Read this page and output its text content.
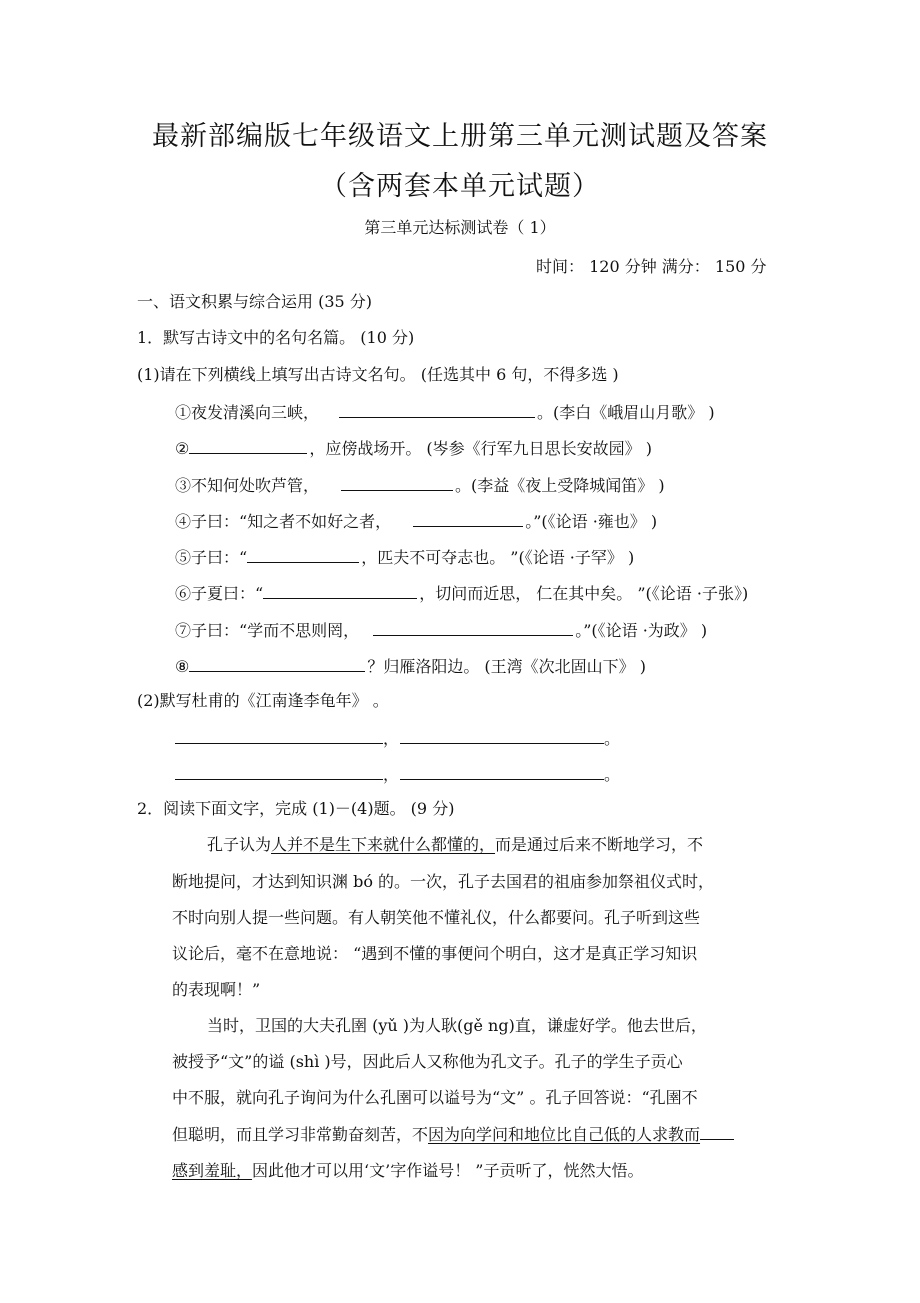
最新部编版七年级语文上册第三单元测试题及答案
（含两套本单元试题）
第三单元达标测试卷（ 1）
时间： 120 分钟 满分： 150 分
一、语文积累与综合运用 (35 分)
1．默写古诗文中的名句名篇。 (10 分)
(1)请在下列横线上填写出古诗文名句。 (任选其中 6 句，不得多选 )
①夜发清溪向三峡，	。(李白《峨眉山月歌》 )
②	，应傍战场开。 (岑参《行军九日思长安故园》 )
③不知何处吹芦管，	。(李益《夜上受降城闻笛》 )
④子曰：“知之者不如好之者，	。”(《论语 ·雍也》 )
⑤子曰：“	，匹夫不可夺志也。 ”(《论语 ·子罕》 )
⑥子夏曰：“	，切问而近思， 仁在其中矣。 ”(《论语 ·子张》)
⑦子曰：“学而不思则罔，	。”(《论语 ·为政》 )
⑧	？归雁洛阳边。 (王湾《次北固山下》 )
(2)默写杜甫的《江南逢李龟年》 。
，	。
，	。
2．阅读下面文字，完成 (1)－(4)题。 (9 分)
孔子认为人并不是生下来就什么都懂的，而是通过后来不断地学习，不
断地提问，才达到知识渊 bó 的。一次，孔子去国君的祖庙参加祭祖仪式时，
不时向别人提一些问题。有人朝笑他不懂礼仪，什么都要问。孔子听到这些
议论后，毫不在意地说： “遇到不懂的事便问个明白，这才是真正学习知识
的表现啊！”
当时，卫国的大夫孔圉 (yǔ )为人耿(gě ng)直，谦虚好学。他去世后，
被授予“文”的谥 (shì )号，因此后人又称他为孔文子。孔子的学生子贡心
中不服，就向孔子询问为什么孔圉可以谥号为“文” 。孔子回答说：“孔圉不
但聪明，而且学习非常勤奋刻苦，不因为向学问和地位比自己低的人求教而
感到羞耻，因此他才可以用‘文’字作谥号！ ”子贡听了，恍然大悟。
-----
Nothing but the pictures may be dropped; output the records above exactly.

- _TASK RESPONSE_:
Read this page and output its text content.
最新部编版七年级语文上册第三单元测试题及答案
（含两套本单元试题）
第三单元达标测试卷（ 1）
时间： 120 分钟 满分： 150 分
一、语文积累与综合运用 (35 分)
1．默写古诗文中的名句名篇。 (10 分)
(1)请在下列横线上填写出古诗文名句。 (任选其中 6 句，不得多选 )
①夜发清溪向三峡，	。(李白《峨眉山月歌》 )
②	，应傍战场开。 (岑参《行军九日思长安故园》 )
③不知何处吹芦管，	。(李益《夜上受降城闻笛》 )
④子曰：“知之者不如好之者，	。”(《论语 ·雍也》 )
⑤子曰：“	，匹夫不可夺志也。 ”(《论语 ·子罕》 )
⑥子夏曰：“	，切问而近思， 仁在其中矣。 ”(《论语 ·子张》)
⑦子曰：“学而不思则罔，	。”(《论语 ·为政》 )
⑧	？归雁洛阳边。 (王湾《次北固山下》 )
(2)默写杜甫的《江南逢李龟年》 。
，	。
，	。
2．阅读下面文字，完成 (1)－(4)题。 (9 分)
孔子认为人并不是生下来就什么都懂的，而是通过后来不断地学习，不
断地提问，才达到知识渊 bó 的。一次，孔子去国君的祖庙参加祭祖仪式时，
不时向别人提一些问题。有人朝笑他不懂礼仪，什么都要问。孔子听到这些
议论后，毫不在意地说： “遇到不懂的事便问个明白，这才是真正学习知识
的表现啊！”
当时，卫国的大夫孔圉 (yǔ )为人耿(gě ng)直，谦虚好学。他去世后，
被授予“文”的谥 (shì )号，因此后人又称他为孔文子。孔子的学生子贡心
中不服，就向孔子询问为什么孔圉可以谥号为“文” 。孔子回答说：“孔圉不
但聪明，而且学习非常勤奋刻苦，不因为向学问和地位比自己低的人求教而
感到羞耻，因此他才可以用‘文’字作谥号！ ”子贡听了，恍然大悟。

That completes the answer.